### RECORDS TO PROCESS
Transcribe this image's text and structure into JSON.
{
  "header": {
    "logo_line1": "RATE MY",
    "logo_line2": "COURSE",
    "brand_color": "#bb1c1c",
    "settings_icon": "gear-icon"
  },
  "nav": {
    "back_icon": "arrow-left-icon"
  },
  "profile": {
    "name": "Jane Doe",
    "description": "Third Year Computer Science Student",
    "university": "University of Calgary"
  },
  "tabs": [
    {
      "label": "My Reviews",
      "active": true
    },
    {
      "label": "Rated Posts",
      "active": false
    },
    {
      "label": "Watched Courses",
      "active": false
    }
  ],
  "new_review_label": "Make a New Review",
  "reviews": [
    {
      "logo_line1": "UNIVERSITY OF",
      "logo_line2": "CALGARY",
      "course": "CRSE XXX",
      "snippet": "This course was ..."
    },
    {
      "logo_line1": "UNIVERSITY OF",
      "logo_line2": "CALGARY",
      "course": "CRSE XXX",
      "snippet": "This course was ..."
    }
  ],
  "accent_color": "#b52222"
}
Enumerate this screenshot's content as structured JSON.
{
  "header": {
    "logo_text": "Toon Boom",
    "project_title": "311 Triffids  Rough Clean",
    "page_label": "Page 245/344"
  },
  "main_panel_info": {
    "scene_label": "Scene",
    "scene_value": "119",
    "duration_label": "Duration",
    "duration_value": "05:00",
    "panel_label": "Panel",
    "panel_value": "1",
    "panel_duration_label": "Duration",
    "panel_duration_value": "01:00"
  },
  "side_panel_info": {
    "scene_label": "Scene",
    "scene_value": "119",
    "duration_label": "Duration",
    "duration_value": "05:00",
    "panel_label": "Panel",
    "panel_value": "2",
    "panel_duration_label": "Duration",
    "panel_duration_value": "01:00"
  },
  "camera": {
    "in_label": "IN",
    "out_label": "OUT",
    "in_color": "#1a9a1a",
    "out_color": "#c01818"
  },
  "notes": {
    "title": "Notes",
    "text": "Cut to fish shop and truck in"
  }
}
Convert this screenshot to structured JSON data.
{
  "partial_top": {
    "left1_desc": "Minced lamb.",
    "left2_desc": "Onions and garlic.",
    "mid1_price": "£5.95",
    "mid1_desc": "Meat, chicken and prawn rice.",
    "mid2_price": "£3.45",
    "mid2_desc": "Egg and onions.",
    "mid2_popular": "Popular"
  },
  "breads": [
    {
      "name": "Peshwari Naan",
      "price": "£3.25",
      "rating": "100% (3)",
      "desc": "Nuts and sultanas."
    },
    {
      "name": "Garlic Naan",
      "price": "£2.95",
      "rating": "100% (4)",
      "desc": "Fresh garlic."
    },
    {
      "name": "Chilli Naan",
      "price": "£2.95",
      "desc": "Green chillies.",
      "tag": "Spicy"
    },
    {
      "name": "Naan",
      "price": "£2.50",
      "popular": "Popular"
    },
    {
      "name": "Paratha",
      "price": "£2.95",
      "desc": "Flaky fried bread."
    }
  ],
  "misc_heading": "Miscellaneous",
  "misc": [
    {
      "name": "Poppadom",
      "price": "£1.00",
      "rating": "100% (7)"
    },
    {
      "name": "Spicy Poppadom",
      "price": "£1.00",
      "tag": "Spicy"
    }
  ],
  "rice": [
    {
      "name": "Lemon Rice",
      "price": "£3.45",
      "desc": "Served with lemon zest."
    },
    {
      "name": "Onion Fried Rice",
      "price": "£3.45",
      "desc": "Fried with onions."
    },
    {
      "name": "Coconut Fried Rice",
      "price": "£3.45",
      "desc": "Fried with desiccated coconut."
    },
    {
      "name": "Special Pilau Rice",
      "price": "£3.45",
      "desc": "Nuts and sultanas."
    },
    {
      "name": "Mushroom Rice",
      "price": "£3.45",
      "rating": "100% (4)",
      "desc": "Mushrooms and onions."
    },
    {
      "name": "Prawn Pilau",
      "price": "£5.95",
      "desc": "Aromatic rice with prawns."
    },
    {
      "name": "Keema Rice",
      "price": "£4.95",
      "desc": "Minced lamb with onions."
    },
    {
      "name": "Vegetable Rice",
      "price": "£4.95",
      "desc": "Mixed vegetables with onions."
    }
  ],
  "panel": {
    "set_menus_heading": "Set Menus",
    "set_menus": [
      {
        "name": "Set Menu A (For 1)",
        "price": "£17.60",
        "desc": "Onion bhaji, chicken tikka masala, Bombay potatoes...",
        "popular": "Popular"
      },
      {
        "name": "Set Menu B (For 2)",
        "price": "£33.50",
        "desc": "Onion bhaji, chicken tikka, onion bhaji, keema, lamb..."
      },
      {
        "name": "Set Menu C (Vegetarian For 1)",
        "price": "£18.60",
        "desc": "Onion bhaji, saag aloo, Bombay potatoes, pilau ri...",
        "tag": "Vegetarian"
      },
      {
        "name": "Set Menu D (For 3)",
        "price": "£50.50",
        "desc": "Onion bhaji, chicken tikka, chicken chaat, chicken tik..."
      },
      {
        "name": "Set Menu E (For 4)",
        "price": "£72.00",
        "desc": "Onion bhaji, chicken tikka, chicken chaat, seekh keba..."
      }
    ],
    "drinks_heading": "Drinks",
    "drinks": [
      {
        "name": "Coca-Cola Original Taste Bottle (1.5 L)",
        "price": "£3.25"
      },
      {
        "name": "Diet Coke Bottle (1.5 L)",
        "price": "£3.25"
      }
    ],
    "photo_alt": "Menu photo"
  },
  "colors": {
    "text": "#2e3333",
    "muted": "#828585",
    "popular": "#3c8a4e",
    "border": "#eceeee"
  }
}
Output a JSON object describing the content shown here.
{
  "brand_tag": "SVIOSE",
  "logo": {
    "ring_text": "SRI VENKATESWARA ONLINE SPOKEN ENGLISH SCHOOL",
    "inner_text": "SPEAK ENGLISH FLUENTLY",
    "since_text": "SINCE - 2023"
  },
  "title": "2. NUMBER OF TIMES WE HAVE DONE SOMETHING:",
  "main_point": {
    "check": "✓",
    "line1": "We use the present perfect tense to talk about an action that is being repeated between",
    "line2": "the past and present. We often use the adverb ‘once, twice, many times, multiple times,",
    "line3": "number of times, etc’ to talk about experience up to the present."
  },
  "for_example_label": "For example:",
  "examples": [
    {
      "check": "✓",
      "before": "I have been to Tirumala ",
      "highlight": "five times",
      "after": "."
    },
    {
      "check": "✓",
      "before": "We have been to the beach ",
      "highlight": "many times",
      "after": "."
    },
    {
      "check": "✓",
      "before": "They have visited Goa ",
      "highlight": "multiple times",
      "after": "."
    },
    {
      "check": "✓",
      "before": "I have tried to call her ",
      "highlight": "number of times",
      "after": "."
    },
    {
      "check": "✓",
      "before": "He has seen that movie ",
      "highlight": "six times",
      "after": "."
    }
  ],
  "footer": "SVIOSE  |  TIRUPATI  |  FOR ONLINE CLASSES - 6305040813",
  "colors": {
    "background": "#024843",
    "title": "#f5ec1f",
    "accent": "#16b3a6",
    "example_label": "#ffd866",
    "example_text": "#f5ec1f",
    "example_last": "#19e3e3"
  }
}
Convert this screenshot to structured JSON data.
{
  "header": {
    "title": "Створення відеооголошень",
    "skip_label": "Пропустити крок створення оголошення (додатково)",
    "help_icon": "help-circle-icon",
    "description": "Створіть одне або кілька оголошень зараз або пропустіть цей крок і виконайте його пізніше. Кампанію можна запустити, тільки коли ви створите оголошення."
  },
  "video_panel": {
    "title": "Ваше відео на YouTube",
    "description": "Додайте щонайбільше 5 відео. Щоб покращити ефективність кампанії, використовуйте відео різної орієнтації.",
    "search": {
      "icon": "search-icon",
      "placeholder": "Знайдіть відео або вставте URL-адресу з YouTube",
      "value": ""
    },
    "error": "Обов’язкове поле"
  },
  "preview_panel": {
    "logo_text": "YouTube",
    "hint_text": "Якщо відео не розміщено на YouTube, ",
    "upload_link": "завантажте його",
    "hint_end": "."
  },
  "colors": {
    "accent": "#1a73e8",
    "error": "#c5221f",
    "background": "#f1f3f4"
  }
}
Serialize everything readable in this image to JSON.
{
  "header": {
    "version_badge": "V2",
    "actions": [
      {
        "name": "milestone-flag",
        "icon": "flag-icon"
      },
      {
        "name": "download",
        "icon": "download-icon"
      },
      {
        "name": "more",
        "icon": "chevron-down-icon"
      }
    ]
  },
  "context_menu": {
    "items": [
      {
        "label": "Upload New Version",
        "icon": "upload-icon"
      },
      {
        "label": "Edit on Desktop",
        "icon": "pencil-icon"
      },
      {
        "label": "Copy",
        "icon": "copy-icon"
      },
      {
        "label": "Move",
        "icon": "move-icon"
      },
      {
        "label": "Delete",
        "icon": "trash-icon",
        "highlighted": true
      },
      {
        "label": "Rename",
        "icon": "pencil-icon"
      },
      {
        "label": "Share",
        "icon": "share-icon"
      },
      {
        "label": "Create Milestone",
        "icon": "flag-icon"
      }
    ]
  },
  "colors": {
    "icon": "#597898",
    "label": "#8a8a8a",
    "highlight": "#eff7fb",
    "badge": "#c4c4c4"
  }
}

### TO BE DONE
Only the lines from the one containing "Serialize everything readable" to the end of the data should be printed, exactly as they stand.

### TASK RESPONSE
Serialize everything readable in this image to JSON.
{
  "header": {
    "version_badge": "V2",
    "actions": [
      {
        "name": "milestone-flag",
        "icon": "flag-icon"
      },
      {
        "name": "download",
        "icon": "download-icon"
      },
      {
        "name": "more",
        "icon": "chevron-down-icon"
      }
    ]
  },
  "context_menu": {
    "items": [
      {
        "label": "Upload New Version",
        "icon": "upload-icon"
      },
      {
        "label": "Edit on Desktop",
        "icon": "pencil-icon"
      },
      {
        "label": "Copy",
        "icon": "copy-icon"
      },
      {
        "label": "Move",
        "icon": "move-icon"
      },
      {
        "label": "Delete",
        "icon": "trash-icon",
        "highlighted": true
      },
      {
        "label": "Rename",
        "icon": "pencil-icon"
      },
      {
        "label": "Share",
        "icon": "share-icon"
      },
      {
        "label": "Create Milestone",
        "icon": "flag-icon"
      }
    ]
  },
  "colors": {
    "icon": "#597898",
    "label": "#8a8a8a",
    "highlight": "#eff7fb",
    "badge": "#c4c4c4"
  }
}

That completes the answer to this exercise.